• **To be done**:
The entries that follow should be written out exactly.

• **Extracted data**:

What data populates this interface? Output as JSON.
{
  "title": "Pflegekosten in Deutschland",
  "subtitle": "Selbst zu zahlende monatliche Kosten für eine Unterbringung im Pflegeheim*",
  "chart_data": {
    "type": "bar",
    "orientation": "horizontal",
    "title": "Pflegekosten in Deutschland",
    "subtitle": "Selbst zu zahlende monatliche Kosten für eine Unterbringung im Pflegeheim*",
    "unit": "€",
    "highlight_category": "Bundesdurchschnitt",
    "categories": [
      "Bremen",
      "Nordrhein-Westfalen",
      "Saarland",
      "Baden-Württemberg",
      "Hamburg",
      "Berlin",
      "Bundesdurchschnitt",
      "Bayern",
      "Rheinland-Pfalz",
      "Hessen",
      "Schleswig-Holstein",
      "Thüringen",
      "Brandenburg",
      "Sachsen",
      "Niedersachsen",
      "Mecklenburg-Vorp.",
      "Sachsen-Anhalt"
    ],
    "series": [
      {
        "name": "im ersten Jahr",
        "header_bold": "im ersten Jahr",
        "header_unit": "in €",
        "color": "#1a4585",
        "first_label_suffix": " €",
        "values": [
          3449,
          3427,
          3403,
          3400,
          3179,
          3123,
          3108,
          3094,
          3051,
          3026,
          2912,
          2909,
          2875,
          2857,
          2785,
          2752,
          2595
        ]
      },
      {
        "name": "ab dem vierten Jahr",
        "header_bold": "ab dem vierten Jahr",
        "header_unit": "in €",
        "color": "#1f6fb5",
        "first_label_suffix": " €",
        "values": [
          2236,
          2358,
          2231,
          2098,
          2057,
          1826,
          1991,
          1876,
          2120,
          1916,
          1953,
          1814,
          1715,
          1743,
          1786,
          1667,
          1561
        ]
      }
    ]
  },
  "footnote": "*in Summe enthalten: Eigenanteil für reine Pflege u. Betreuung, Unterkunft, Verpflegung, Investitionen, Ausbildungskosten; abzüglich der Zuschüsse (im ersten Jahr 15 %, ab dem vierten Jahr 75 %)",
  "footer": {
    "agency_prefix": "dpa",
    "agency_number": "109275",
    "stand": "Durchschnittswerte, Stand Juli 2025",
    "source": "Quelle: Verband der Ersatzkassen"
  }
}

• **Solution for this exercise**:
What data populates this interface? Output as JSON.
{
  "title": "Pflegekosten in Deutschland",
  "subtitle": "Selbst zu zahlende monatliche Kosten für eine Unterbringung im Pflegeheim*",
  "chart_data": {
    "type": "bar",
    "orientation": "horizontal",
    "title": "Pflegekosten in Deutschland",
    "subtitle": "Selbst zu zahlende monatliche Kosten für eine Unterbringung im Pflegeheim*",
    "unit": "€",
    "highlight_category": "Bundesdurchschnitt",
    "categories": [
      "Bremen",
      "Nordrhein-Westfalen",
      "Saarland",
      "Baden-Württemberg",
      "Hamburg",
      "Berlin",
      "Bundesdurchschnitt",
      "Bayern",
      "Rheinland-Pfalz",
      "Hessen",
      "Schleswig-Holstein",
      "Thüringen",
      "Brandenburg",
      "Sachsen",
      "Niedersachsen",
      "Mecklenburg-Vorp.",
      "Sachsen-Anhalt"
    ],
    "series": [
      {
        "name": "im ersten Jahr",
        "header_bold": "im ersten Jahr",
        "header_unit": "in €",
        "color": "#1a4585",
        "first_label_suffix": " €",
        "values": [
          3449,
          3427,
          3403,
          3400,
          3179,
          3123,
          3108,
          3094,
          3051,
          3026,
          2912,
          2909,
          2875,
          2857,
          2785,
          2752,
          2595
        ]
      },
      {
        "name": "ab dem vierten Jahr",
        "header_bold": "ab dem vierten Jahr",
        "header_unit": "in €",
        "color": "#1f6fb5",
        "first_label_suffix": " €",
        "values": [
          2236,
          2358,
          2231,
          2098,
          2057,
          1826,
          1991,
          1876,
          2120,
          1916,
          1953,
          1814,
          1715,
          1743,
          1786,
          1667,
          1561
        ]
      }
    ]
  },
  "footnote": "*in Summe enthalten: Eigenanteil für reine Pflege u. Betreuung, Unterkunft, Verpflegung, Investitionen, Ausbildungskosten; abzüglich der Zuschüsse (im ersten Jahr 15 %, ab dem vierten Jahr 75 %)",
  "footer": {
    "agency_prefix": "dpa",
    "agency_number": "109275",
    "stand": "Durchschnittswerte, Stand Juli 2025",
    "source": "Quelle: Verband der Ersatzkassen"
  }
}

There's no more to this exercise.